_What you will do_: You are to retype all of the data exactly as it appears.

_Data listing_:
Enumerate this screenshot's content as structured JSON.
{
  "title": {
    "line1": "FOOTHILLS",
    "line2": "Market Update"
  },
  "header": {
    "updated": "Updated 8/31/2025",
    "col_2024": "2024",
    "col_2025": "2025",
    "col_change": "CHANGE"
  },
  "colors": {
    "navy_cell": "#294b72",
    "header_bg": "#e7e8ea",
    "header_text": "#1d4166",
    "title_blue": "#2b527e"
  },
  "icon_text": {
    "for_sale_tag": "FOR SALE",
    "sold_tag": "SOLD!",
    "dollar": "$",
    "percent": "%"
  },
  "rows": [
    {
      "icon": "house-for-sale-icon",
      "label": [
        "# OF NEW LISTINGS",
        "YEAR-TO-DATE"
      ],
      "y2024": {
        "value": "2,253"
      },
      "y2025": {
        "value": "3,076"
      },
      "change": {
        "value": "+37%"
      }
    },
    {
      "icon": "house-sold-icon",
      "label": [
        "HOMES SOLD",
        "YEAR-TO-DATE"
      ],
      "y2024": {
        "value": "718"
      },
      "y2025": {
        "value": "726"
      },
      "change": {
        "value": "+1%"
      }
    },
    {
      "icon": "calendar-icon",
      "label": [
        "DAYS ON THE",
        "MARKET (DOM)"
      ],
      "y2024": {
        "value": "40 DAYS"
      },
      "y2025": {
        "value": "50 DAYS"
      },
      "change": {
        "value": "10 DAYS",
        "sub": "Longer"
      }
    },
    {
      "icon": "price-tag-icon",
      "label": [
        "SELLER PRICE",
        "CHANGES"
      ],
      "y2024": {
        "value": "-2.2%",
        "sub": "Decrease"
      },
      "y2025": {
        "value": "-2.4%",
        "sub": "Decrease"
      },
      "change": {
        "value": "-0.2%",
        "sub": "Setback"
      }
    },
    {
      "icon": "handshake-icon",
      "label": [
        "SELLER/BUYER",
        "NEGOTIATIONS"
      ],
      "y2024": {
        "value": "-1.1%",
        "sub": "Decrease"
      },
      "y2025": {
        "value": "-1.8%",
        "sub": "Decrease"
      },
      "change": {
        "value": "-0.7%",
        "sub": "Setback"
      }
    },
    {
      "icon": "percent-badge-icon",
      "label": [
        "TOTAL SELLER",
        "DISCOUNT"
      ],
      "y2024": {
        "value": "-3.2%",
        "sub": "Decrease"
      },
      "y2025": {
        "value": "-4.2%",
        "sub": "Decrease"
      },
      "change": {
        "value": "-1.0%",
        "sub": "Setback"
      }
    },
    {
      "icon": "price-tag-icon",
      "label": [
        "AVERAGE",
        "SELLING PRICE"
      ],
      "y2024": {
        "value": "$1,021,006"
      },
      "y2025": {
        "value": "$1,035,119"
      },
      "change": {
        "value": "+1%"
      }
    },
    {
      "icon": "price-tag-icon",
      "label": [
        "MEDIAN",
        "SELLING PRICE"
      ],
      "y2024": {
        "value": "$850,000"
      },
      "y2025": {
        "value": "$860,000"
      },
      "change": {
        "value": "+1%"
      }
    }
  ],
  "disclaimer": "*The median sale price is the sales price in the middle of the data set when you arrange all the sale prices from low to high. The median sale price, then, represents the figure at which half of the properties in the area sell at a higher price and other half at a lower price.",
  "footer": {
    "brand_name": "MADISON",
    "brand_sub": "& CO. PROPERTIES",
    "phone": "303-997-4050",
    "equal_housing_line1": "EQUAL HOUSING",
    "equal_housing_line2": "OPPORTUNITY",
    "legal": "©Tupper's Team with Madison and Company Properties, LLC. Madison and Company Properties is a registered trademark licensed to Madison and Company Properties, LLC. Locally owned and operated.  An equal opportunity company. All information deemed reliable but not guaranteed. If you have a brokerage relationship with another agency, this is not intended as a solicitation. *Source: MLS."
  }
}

_The reply_:
Enumerate this screenshot's content as structured JSON.
{
  "title": {
    "line1": "FOOTHILLS",
    "line2": "Market Update"
  },
  "header": {
    "updated": "Updated 8/31/2025",
    "col_2024": "2024",
    "col_2025": "2025",
    "col_change": "CHANGE"
  },
  "colors": {
    "navy_cell": "#294b72",
    "header_bg": "#e7e8ea",
    "header_text": "#1d4166",
    "title_blue": "#2b527e"
  },
  "icon_text": {
    "for_sale_tag": "FOR SALE",
    "sold_tag": "SOLD!",
    "dollar": "$",
    "percent": "%"
  },
  "rows": [
    {
      "icon": "house-for-sale-icon",
      "label": [
        "# OF NEW LISTINGS",
        "YEAR-TO-DATE"
      ],
      "y2024": {
        "value": "2,253"
      },
      "y2025": {
        "value": "3,076"
      },
      "change": {
        "value": "+37%"
      }
    },
    {
      "icon": "house-sold-icon",
      "label": [
        "HOMES SOLD",
        "YEAR-TO-DATE"
      ],
      "y2024": {
        "value": "718"
      },
      "y2025": {
        "value": "726"
      },
      "change": {
        "value": "+1%"
      }
    },
    {
      "icon": "calendar-icon",
      "label": [
        "DAYS ON THE",
        "MARKET (DOM)"
      ],
      "y2024": {
        "value": "40 DAYS"
      },
      "y2025": {
        "value": "50 DAYS"
      },
      "change": {
        "value": "10 DAYS",
        "sub": "Longer"
      }
    },
    {
      "icon": "price-tag-icon",
      "label": [
        "SELLER PRICE",
        "CHANGES"
      ],
      "y2024": {
        "value": "-2.2%",
        "sub": "Decrease"
      },
      "y2025": {
        "value": "-2.4%",
        "sub": "Decrease"
      },
      "change": {
        "value": "-0.2%",
        "sub": "Setback"
      }
    },
    {
      "icon": "handshake-icon",
      "label": [
        "SELLER/BUYER",
        "NEGOTIATIONS"
      ],
      "y2024": {
        "value": "-1.1%",
        "sub": "Decrease"
      },
      "y2025": {
        "value": "-1.8%",
        "sub": "Decrease"
      },
      "change": {
        "value": "-0.7%",
        "sub": "Setback"
      }
    },
    {
      "icon": "percent-badge-icon",
      "label": [
        "TOTAL SELLER",
        "DISCOUNT"
      ],
      "y2024": {
        "value": "-3.2%",
        "sub": "Decrease"
      },
      "y2025": {
        "value": "-4.2%",
        "sub": "Decrease"
      },
      "change": {
        "value": "-1.0%",
        "sub": "Setback"
      }
    },
    {
      "icon": "price-tag-icon",
      "label": [
        "AVERAGE",
        "SELLING PRICE"
      ],
      "y2024": {
        "value": "$1,021,006"
      },
      "y2025": {
        "value": "$1,035,119"
      },
      "change": {
        "value": "+1%"
      }
    },
    {
      "icon": "price-tag-icon",
      "label": [
        "MEDIAN",
        "SELLING PRICE"
      ],
      "y2024": {
        "value": "$850,000"
      },
      "y2025": {
        "value": "$860,000"
      },
      "change": {
        "value": "+1%"
      }
    }
  ],
  "disclaimer": "*The median sale price is the sales price in the middle of the data set when you arrange all the sale prices from low to high. The median sale price, then, represents the figure at which half of the properties in the area sell at a higher price and other half at a lower price.",
  "footer": {
    "brand_name": "MADISON",
    "brand_sub": "& CO. PROPERTIES",
    "phone": "303-997-4050",
    "equal_housing_line1": "EQUAL HOUSING",
    "equal_housing_line2": "OPPORTUNITY",
    "legal": "©Tupper's Team with Madison and Company Properties, LLC. Madison and Company Properties is a registered trademark licensed to Madison and Company Properties, LLC. Locally owned and operated.  An equal opportunity company. All information deemed reliable but not guaranteed. If you have a brokerage relationship with another agency, this is not intended as a solicitation. *Source: MLS."
  }
}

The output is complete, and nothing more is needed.